_Aim_:
The records below hold pictures; please leave those out and retype the rest exactly.

(Data entries)
● ● ● ● ● ● ●
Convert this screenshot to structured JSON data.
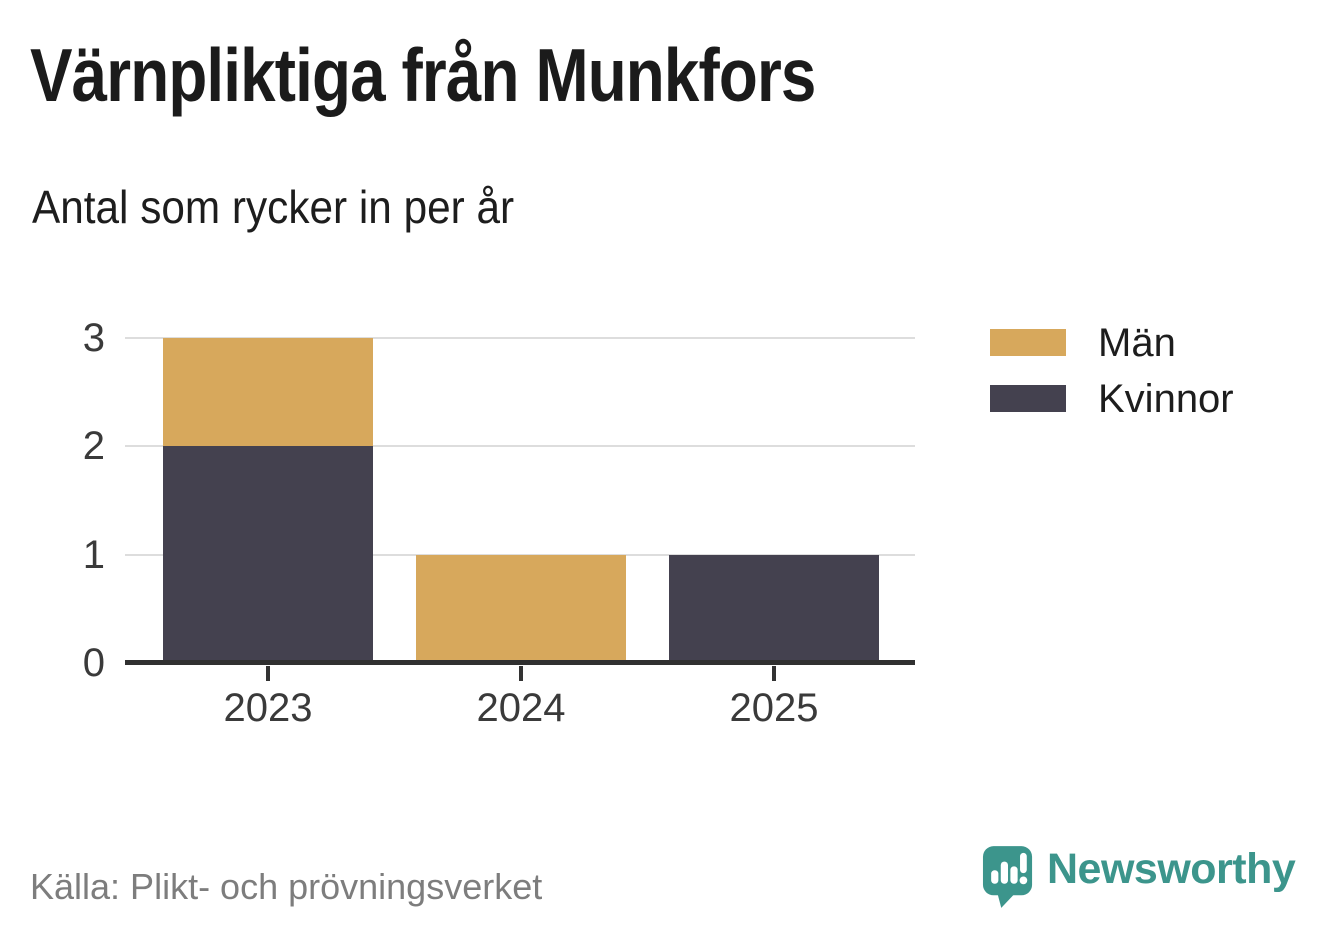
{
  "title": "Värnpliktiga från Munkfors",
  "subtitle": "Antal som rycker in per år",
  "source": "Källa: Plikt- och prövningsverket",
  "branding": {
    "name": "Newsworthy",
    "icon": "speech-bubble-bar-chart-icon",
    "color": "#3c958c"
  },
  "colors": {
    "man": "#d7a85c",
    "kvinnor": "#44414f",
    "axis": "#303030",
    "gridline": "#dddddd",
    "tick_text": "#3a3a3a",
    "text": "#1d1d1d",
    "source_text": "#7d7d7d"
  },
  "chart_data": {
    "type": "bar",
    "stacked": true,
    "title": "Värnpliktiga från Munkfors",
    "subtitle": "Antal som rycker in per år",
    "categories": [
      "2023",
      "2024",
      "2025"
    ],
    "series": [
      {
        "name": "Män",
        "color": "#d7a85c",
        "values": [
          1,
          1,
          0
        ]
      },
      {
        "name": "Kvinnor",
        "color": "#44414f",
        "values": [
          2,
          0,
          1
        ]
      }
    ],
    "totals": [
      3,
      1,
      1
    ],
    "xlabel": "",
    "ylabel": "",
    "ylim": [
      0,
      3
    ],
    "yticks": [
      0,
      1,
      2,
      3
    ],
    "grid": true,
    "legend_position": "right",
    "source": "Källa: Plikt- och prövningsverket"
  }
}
● ● ● ● ● ● ●
_Complete output_:
Convert this screenshot to structured JSON data.
{
  "title": "Värnpliktiga från Munkfors",
  "subtitle": "Antal som rycker in per år",
  "source": "Källa: Plikt- och prövningsverket",
  "branding": {
    "name": "Newsworthy",
    "icon": "speech-bubble-bar-chart-icon",
    "color": "#3c958c"
  },
  "colors": {
    "man": "#d7a85c",
    "kvinnor": "#44414f",
    "axis": "#303030",
    "gridline": "#dddddd",
    "tick_text": "#3a3a3a",
    "text": "#1d1d1d",
    "source_text": "#7d7d7d"
  },
  "chart_data": {
    "type": "bar",
    "stacked": true,
    "title": "Värnpliktiga från Munkfors",
    "subtitle": "Antal som rycker in per år",
    "categories": [
      "2023",
      "2024",
      "2025"
    ],
    "series": [
      {
        "name": "Män",
        "color": "#d7a85c",
        "values": [
          1,
          1,
          0
        ]
      },
      {
        "name": "Kvinnor",
        "color": "#44414f",
        "values": [
          2,
          0,
          1
        ]
      }
    ],
    "totals": [
      3,
      1,
      1
    ],
    "xlabel": "",
    "ylabel": "",
    "ylim": [
      0,
      3
    ],
    "yticks": [
      0,
      1,
      2,
      3
    ],
    "grid": true,
    "legend_position": "right",
    "source": "Källa: Plikt- och prövningsverket"
  }
}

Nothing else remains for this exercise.